Do this ::
Extract each line holding the word "AOÛT" from the entries.

Stored rows ::
***

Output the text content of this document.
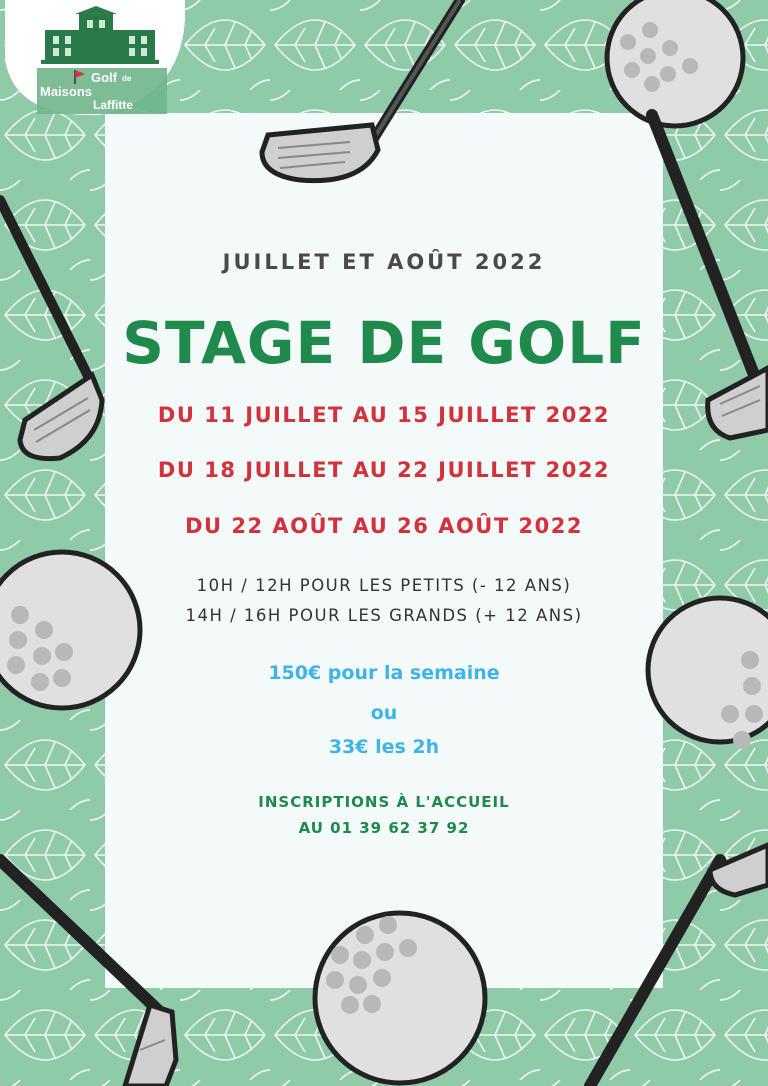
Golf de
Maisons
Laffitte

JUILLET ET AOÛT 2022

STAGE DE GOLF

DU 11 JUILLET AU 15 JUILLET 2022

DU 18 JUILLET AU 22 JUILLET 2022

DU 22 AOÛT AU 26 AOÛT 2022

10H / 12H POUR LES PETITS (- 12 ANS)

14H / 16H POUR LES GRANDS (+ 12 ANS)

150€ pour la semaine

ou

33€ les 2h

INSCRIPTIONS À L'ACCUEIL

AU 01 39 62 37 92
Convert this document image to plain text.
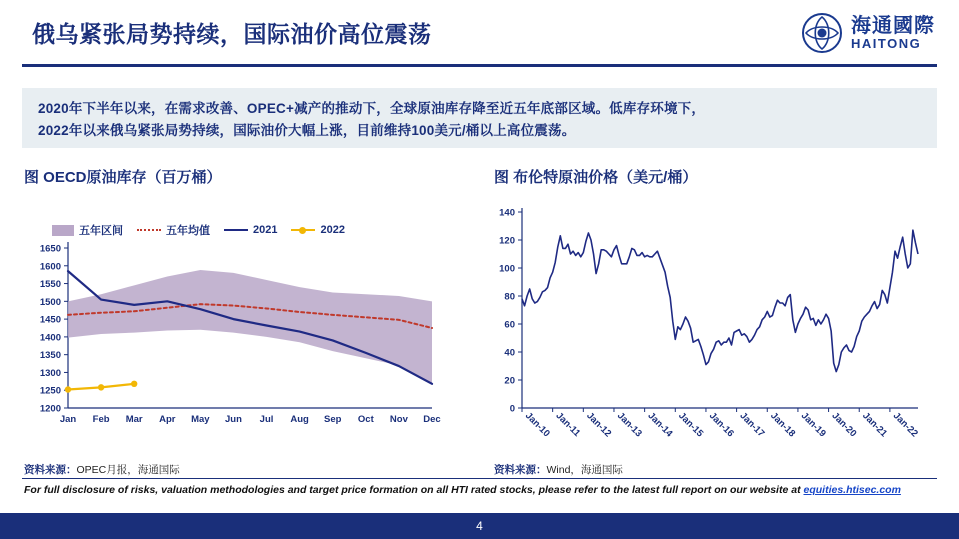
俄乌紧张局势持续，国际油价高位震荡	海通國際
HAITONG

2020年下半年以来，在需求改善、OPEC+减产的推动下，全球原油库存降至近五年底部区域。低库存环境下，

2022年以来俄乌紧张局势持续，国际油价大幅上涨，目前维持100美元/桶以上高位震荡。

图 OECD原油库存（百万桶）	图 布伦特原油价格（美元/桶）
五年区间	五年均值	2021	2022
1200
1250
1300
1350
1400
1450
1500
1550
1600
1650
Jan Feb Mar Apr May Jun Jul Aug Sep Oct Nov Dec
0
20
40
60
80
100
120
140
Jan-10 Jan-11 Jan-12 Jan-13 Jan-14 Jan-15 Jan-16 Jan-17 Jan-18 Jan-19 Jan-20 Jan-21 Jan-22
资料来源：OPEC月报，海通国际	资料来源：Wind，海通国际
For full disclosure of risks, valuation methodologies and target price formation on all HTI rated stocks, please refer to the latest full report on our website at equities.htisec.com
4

***

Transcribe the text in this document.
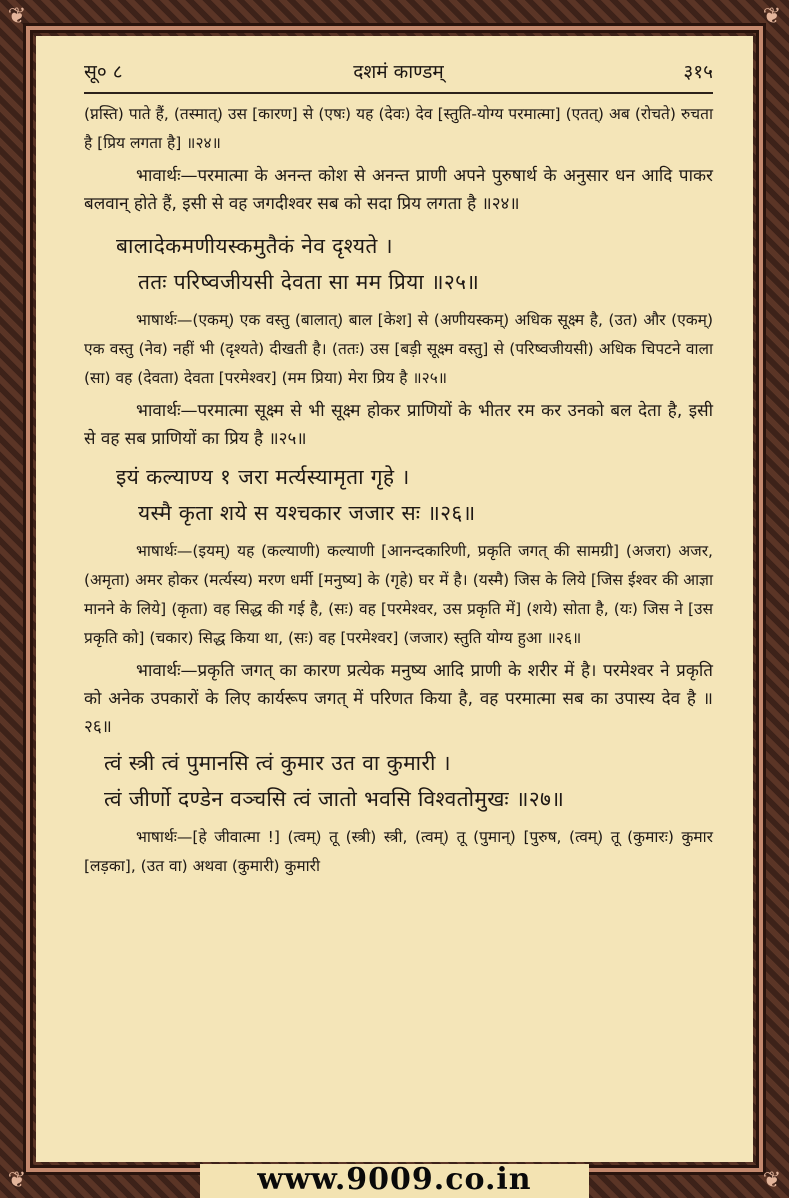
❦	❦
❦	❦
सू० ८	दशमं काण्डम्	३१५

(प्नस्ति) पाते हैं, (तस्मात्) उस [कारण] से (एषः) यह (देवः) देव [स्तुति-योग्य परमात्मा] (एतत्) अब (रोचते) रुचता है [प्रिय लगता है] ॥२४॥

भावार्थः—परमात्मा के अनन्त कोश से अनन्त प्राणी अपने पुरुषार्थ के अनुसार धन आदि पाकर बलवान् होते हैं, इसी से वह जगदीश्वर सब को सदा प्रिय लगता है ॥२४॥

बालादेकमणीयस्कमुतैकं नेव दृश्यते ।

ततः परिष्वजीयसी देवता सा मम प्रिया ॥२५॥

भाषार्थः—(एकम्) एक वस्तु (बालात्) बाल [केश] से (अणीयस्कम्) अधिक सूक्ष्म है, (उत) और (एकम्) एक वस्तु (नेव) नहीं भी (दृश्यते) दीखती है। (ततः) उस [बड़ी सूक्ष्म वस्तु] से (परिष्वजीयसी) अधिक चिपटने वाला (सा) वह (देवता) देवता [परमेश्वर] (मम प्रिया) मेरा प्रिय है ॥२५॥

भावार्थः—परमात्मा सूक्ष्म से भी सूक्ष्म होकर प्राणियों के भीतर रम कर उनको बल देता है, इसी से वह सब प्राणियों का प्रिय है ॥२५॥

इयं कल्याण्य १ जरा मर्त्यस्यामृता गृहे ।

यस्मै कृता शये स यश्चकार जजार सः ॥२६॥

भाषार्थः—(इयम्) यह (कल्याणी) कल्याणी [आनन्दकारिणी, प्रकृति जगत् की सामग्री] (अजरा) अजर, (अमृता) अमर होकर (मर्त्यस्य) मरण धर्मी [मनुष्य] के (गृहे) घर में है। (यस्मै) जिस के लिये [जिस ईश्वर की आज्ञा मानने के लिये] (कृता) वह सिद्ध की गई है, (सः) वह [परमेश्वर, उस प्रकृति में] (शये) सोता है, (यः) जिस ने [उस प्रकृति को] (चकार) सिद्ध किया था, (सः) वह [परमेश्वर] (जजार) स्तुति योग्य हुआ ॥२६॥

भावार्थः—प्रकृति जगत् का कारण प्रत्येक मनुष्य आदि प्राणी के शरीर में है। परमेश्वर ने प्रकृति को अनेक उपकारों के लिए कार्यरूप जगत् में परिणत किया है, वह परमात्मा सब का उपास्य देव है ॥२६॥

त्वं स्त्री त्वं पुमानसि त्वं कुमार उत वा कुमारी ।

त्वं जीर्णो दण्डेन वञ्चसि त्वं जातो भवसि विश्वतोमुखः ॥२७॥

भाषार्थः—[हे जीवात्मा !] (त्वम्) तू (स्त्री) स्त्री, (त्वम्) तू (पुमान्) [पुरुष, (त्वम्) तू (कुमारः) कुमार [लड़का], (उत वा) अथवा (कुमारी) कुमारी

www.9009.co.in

***

Answer to the problem ::
JUILLET ET AOÛT 2022
DU 22 AOÛT AU 26 AOÛT 2022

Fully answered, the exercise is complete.